## ROWS

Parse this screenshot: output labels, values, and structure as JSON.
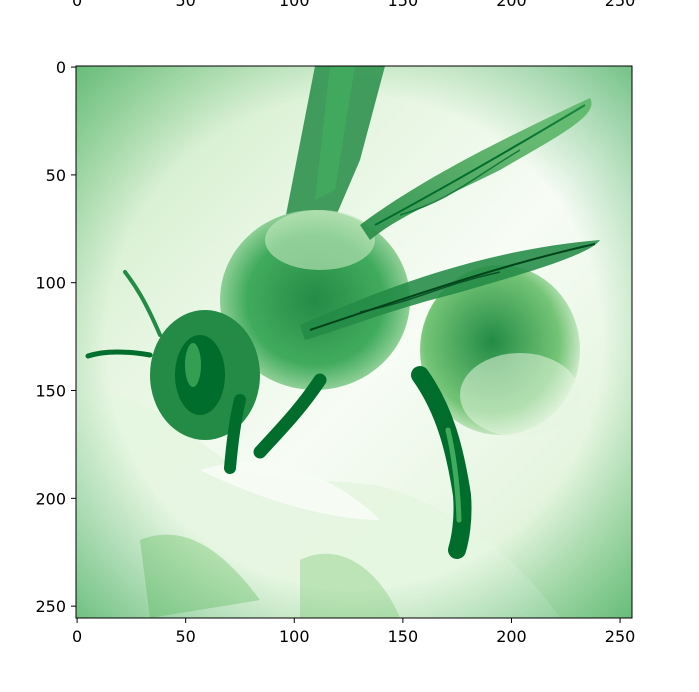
{
  "chart_data": [
    {
      "type": "image",
      "x_ticks": [
        0,
        50,
        100,
        150,
        200,
        250
      ],
      "x_tick_labels": [
        "0",
        "50",
        "100",
        "150",
        "200",
        "250"
      ],
      "clipped_top_panel": true
    },
    {
      "type": "image",
      "image_subject": "bee",
      "colormap": "Greens",
      "extent": {
        "x": [
          -0.5,
          255.5
        ],
        "y": [
          255.5,
          -0.5
        ]
      },
      "x_ticks": [
        0,
        50,
        100,
        150,
        200,
        250
      ],
      "x_tick_labels": [
        "0",
        "50",
        "100",
        "150",
        "200",
        "250"
      ],
      "y_ticks": [
        0,
        50,
        100,
        150,
        200,
        250
      ],
      "y_tick_labels": [
        "0",
        "50",
        "100",
        "150",
        "200",
        "250"
      ],
      "grid": false,
      "title": "",
      "xlabel": "",
      "ylabel": ""
    }
  ],
  "colors": {
    "light": "#f7fcf5",
    "pale": "#e5f5e0",
    "mid_light": "#c7e9c0",
    "mid": "#a1d99b",
    "medium": "#74c476",
    "strong": "#41ab5d",
    "dark": "#238b45",
    "deeper": "#006d2c",
    "darkest": "#00441b"
  }
}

## DIRECTIVE
Print the listing above in full, exactly as written. Omit any pictures.

## WRITTEN SOLUTION
Parse this screenshot: output labels, values, and structure as JSON.
{
  "chart_data": [
    {
      "type": "image",
      "x_ticks": [
        0,
        50,
        100,
        150,
        200,
        250
      ],
      "x_tick_labels": [
        "0",
        "50",
        "100",
        "150",
        "200",
        "250"
      ],
      "clipped_top_panel": true
    },
    {
      "type": "image",
      "image_subject": "bee",
      "colormap": "Greens",
      "extent": {
        "x": [
          -0.5,
          255.5
        ],
        "y": [
          255.5,
          -0.5
        ]
      },
      "x_ticks": [
        0,
        50,
        100,
        150,
        200,
        250
      ],
      "x_tick_labels": [
        "0",
        "50",
        "100",
        "150",
        "200",
        "250"
      ],
      "y_ticks": [
        0,
        50,
        100,
        150,
        200,
        250
      ],
      "y_tick_labels": [
        "0",
        "50",
        "100",
        "150",
        "200",
        "250"
      ],
      "grid": false,
      "title": "",
      "xlabel": "",
      "ylabel": ""
    }
  ],
  "colors": {
    "light": "#f7fcf5",
    "pale": "#e5f5e0",
    "mid_light": "#c7e9c0",
    "mid": "#a1d99b",
    "medium": "#74c476",
    "strong": "#41ab5d",
    "dark": "#238b45",
    "deeper": "#006d2c",
    "darkest": "#00441b"
  }
}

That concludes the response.